■ Task objective: Find the lines holding the string "name" in the data, then copy all of them.

■ Material supplied:
## Start

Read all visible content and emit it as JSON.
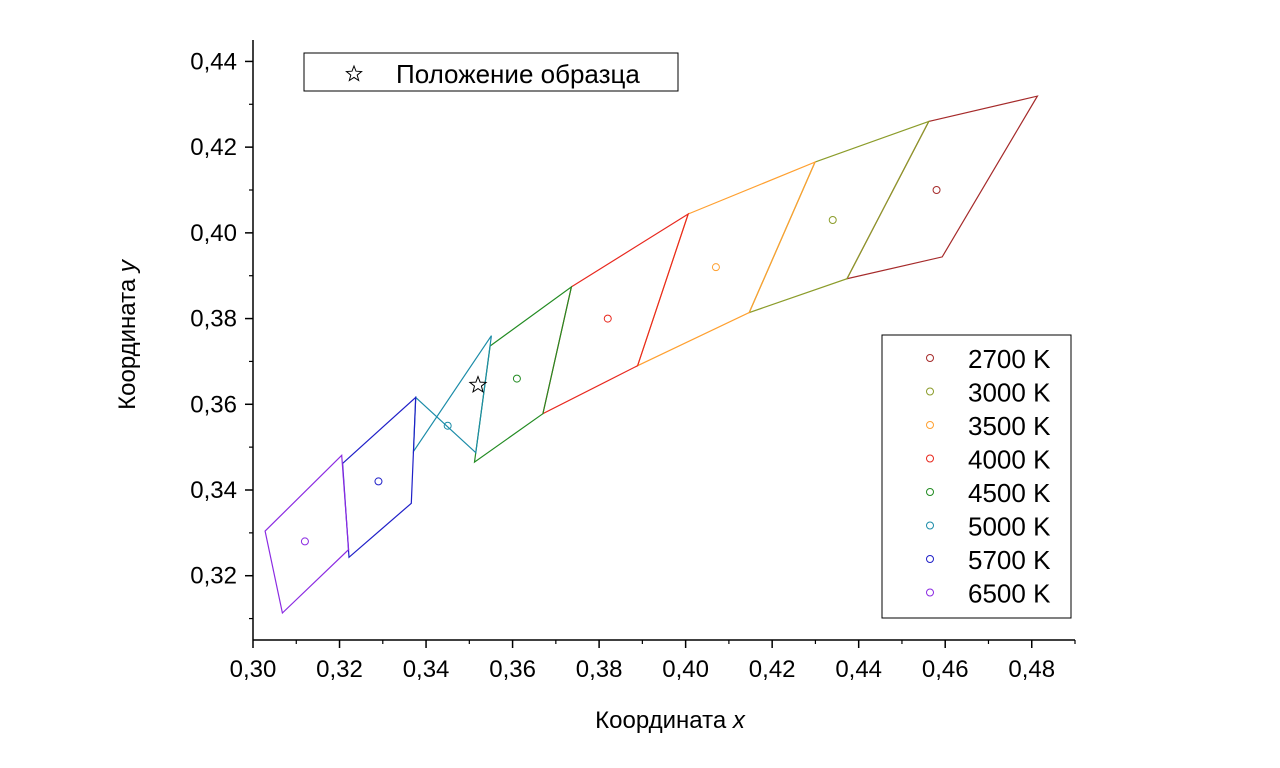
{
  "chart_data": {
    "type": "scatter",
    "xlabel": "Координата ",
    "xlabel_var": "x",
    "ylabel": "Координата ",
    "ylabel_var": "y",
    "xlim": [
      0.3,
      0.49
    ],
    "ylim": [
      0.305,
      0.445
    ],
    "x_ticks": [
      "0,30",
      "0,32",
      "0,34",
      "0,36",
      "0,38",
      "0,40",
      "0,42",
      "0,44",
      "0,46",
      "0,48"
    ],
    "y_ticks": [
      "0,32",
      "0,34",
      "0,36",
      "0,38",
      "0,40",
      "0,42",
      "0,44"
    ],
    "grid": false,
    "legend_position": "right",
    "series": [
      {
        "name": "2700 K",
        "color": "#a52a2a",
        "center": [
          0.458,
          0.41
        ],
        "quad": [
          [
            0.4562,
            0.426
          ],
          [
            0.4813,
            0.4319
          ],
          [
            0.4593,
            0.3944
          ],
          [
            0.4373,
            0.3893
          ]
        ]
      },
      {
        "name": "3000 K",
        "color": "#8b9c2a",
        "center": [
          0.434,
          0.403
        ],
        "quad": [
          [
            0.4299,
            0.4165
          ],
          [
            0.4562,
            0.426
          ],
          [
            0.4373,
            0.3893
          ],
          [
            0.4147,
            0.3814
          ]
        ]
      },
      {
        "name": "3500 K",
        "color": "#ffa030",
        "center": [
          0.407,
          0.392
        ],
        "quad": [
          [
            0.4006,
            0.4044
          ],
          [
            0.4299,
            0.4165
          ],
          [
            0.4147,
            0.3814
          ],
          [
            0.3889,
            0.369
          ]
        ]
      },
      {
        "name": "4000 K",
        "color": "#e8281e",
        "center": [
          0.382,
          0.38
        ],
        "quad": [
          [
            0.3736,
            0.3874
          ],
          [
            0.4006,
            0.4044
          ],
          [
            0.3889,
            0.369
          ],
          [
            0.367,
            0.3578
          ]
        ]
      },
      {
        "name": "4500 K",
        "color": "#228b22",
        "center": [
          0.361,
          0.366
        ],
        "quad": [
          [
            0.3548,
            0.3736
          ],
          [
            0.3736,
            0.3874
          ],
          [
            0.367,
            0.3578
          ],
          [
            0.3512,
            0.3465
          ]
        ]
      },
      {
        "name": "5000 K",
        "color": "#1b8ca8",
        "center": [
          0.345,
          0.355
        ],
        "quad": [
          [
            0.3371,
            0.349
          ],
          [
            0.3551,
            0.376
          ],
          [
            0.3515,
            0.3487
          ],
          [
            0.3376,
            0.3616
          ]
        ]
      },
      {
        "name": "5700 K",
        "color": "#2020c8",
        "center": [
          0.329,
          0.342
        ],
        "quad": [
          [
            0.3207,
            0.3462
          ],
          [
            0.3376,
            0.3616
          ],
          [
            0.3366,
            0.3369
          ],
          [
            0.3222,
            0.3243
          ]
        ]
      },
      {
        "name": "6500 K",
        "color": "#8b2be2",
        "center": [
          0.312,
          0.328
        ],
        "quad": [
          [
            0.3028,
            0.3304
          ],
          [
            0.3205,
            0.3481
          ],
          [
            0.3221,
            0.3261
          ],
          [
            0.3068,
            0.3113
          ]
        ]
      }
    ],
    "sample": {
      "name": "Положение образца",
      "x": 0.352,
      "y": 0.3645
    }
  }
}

## End
## Start

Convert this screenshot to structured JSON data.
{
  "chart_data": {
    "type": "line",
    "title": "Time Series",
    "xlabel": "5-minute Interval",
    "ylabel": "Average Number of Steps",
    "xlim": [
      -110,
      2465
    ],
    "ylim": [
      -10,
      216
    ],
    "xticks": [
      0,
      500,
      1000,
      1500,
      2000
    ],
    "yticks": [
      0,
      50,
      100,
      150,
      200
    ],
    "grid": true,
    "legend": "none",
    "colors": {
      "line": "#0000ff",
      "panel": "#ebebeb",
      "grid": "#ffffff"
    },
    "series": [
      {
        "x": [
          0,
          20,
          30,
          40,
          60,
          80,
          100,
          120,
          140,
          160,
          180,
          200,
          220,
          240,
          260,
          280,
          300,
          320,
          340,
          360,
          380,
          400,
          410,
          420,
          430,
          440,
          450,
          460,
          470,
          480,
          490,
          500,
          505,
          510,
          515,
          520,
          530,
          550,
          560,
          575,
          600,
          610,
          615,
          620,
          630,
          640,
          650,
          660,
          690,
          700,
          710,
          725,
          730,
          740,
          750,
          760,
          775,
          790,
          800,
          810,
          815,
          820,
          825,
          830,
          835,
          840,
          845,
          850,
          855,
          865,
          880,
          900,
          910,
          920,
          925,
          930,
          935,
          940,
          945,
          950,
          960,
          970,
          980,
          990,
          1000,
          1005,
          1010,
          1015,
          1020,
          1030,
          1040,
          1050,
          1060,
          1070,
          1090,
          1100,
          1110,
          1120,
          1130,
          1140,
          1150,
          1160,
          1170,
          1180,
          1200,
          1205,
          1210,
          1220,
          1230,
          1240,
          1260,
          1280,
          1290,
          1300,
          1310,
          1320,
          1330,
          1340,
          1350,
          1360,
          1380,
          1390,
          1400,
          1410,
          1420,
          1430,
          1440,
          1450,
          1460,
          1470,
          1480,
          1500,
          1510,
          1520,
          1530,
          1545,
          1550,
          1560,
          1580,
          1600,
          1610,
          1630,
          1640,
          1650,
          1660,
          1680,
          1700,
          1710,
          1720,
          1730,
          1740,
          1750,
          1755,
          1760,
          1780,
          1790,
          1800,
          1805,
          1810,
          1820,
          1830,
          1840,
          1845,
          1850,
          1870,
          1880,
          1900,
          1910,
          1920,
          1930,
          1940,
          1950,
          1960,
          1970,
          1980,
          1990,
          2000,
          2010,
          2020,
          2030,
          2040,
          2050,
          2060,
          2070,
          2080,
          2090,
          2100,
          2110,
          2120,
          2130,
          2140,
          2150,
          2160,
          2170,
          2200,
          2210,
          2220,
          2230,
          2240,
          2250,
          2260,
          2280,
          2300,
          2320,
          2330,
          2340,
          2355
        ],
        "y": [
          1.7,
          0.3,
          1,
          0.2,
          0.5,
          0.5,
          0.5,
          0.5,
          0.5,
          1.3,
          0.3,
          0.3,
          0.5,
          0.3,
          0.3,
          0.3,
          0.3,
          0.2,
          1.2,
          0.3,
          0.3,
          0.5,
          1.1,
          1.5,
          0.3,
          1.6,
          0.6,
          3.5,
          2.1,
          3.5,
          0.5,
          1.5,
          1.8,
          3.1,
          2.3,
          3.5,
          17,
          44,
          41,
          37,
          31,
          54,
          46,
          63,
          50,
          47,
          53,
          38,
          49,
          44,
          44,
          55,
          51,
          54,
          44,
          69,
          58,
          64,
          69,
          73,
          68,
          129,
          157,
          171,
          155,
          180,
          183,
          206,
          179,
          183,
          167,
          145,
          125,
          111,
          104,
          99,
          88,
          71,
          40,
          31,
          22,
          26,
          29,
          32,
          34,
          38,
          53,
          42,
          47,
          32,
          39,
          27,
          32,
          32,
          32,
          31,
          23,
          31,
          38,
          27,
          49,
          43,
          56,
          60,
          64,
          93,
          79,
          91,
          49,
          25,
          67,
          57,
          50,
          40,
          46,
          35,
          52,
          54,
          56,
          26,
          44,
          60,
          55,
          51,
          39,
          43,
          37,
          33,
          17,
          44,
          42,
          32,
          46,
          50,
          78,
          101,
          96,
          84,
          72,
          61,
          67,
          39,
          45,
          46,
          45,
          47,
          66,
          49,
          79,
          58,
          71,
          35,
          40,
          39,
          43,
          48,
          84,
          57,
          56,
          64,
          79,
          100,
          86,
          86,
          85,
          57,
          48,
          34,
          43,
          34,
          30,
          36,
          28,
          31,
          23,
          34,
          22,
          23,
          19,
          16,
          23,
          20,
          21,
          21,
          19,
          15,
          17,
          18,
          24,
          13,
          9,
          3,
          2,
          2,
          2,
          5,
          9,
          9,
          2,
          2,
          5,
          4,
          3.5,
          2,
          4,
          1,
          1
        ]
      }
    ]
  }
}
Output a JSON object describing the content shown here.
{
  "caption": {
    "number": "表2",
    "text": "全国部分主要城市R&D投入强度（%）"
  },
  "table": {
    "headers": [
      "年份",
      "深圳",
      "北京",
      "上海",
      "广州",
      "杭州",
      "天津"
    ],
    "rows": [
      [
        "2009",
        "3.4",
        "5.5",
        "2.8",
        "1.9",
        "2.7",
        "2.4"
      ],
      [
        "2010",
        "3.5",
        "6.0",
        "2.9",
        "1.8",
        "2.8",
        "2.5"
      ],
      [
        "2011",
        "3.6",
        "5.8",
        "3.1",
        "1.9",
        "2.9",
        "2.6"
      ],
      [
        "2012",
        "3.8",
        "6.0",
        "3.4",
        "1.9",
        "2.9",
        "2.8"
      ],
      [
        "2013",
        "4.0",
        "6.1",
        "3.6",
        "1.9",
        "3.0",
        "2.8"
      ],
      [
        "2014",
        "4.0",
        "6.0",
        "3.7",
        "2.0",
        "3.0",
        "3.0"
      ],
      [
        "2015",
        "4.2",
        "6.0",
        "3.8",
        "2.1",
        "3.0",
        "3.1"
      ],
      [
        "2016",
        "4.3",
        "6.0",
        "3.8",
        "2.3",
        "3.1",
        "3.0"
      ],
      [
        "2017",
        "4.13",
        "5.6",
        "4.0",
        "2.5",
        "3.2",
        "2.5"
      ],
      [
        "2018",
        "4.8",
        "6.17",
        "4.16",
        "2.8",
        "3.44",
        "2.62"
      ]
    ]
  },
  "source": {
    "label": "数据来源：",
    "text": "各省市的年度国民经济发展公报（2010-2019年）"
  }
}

## End

■ Task result:
        "name": "2700 K",
        "name": "3000 K",
        "name": "3500 K",
        "name": "4000 K",
        "name": "4500 K",
        "name": "5000 K",
        "name": "5700 K",
        "name": "6500 K",
      "name": "Положение образца",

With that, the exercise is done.